**Entries from a visual dataset**
+--

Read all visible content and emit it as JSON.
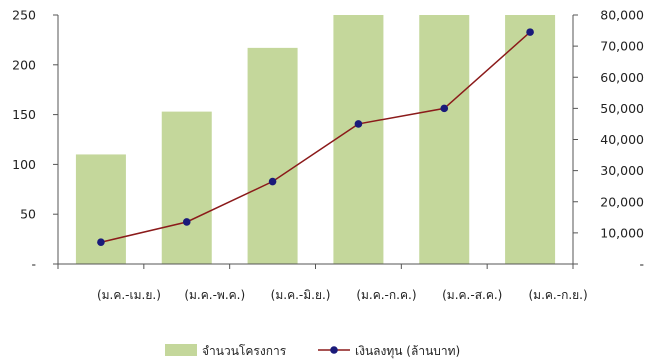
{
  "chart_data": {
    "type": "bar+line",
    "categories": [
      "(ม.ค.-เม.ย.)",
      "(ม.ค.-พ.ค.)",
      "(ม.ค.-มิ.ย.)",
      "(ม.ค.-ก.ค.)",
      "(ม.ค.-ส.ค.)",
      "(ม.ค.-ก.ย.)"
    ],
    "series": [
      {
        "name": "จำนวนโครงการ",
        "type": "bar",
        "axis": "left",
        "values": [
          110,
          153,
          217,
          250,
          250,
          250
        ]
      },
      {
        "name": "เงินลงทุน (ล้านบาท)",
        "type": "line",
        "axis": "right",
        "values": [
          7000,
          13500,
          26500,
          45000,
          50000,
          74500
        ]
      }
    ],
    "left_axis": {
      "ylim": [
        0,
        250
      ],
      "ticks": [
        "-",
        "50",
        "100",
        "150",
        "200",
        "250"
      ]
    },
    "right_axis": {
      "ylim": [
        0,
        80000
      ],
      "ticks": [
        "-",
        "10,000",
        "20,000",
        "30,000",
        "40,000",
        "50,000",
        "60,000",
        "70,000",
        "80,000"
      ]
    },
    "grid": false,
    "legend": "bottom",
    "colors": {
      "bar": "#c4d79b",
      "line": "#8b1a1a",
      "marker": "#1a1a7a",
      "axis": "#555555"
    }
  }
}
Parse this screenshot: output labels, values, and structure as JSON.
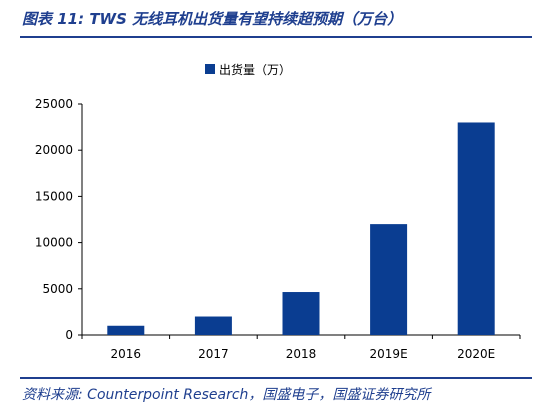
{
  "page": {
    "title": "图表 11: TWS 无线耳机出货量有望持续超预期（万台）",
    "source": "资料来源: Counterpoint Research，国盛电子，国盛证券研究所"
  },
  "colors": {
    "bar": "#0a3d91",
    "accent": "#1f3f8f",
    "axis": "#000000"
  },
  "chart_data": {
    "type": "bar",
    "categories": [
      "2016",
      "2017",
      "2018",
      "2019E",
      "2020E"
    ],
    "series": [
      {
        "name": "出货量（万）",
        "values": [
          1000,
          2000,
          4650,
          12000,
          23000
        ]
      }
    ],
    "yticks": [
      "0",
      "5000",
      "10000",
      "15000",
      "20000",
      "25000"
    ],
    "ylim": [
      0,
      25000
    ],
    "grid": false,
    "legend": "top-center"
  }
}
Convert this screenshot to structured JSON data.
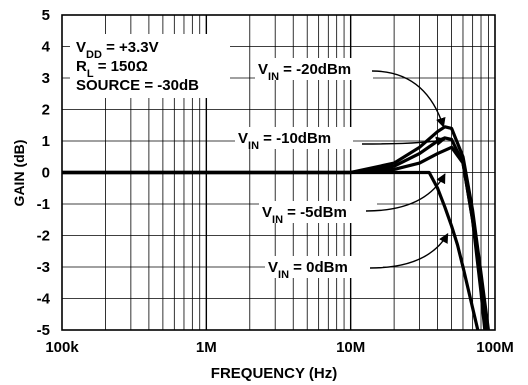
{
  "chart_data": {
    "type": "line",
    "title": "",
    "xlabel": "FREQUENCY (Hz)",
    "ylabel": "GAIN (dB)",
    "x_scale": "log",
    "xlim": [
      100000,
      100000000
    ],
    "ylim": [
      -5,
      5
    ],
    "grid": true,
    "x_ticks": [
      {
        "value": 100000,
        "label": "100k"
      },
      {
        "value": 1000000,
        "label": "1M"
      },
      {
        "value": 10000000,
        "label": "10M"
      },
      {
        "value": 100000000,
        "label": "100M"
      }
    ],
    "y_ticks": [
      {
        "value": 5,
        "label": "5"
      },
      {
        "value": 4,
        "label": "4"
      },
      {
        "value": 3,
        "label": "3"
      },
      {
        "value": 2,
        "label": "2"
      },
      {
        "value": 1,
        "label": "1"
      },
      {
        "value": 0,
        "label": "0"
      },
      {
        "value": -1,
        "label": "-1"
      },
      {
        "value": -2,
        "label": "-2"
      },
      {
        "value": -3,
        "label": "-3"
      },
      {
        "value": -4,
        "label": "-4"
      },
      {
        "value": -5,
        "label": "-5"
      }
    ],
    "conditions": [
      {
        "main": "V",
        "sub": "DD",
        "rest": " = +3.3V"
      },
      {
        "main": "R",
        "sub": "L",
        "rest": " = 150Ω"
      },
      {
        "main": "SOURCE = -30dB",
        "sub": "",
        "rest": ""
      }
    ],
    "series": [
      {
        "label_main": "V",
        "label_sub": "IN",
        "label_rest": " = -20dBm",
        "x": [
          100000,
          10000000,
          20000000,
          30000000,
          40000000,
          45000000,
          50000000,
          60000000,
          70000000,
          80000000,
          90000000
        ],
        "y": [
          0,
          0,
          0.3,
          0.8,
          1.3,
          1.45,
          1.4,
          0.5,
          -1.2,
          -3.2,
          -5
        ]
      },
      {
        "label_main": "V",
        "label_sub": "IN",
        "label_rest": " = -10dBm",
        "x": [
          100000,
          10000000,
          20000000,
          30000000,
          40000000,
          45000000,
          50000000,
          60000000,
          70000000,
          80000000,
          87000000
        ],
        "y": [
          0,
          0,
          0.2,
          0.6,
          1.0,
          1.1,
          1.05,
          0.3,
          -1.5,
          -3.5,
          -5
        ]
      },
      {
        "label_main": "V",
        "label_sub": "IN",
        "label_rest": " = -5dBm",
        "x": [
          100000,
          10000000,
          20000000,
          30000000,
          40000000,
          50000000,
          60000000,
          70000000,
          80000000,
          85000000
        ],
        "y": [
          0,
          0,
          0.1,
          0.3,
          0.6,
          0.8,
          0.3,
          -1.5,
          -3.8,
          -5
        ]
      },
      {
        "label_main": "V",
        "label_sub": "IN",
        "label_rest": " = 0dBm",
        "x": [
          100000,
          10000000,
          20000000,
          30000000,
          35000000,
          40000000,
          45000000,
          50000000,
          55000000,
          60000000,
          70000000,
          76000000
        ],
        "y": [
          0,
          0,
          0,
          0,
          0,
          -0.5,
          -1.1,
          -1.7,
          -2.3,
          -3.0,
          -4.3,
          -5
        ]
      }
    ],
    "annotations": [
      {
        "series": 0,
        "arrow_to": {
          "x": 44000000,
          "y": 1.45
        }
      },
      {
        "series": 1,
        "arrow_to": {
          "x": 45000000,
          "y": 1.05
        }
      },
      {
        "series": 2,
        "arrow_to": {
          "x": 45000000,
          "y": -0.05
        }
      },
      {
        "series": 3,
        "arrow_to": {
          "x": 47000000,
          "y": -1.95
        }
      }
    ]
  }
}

+--

**Your goal**
Extract every line containing the string "name" from the data above.

**Worked solution**
        "name": "จำนวนโครงการ",
        "name": "เงินลงทุน (ล้านบาท)",
        "name": "出货量（万）",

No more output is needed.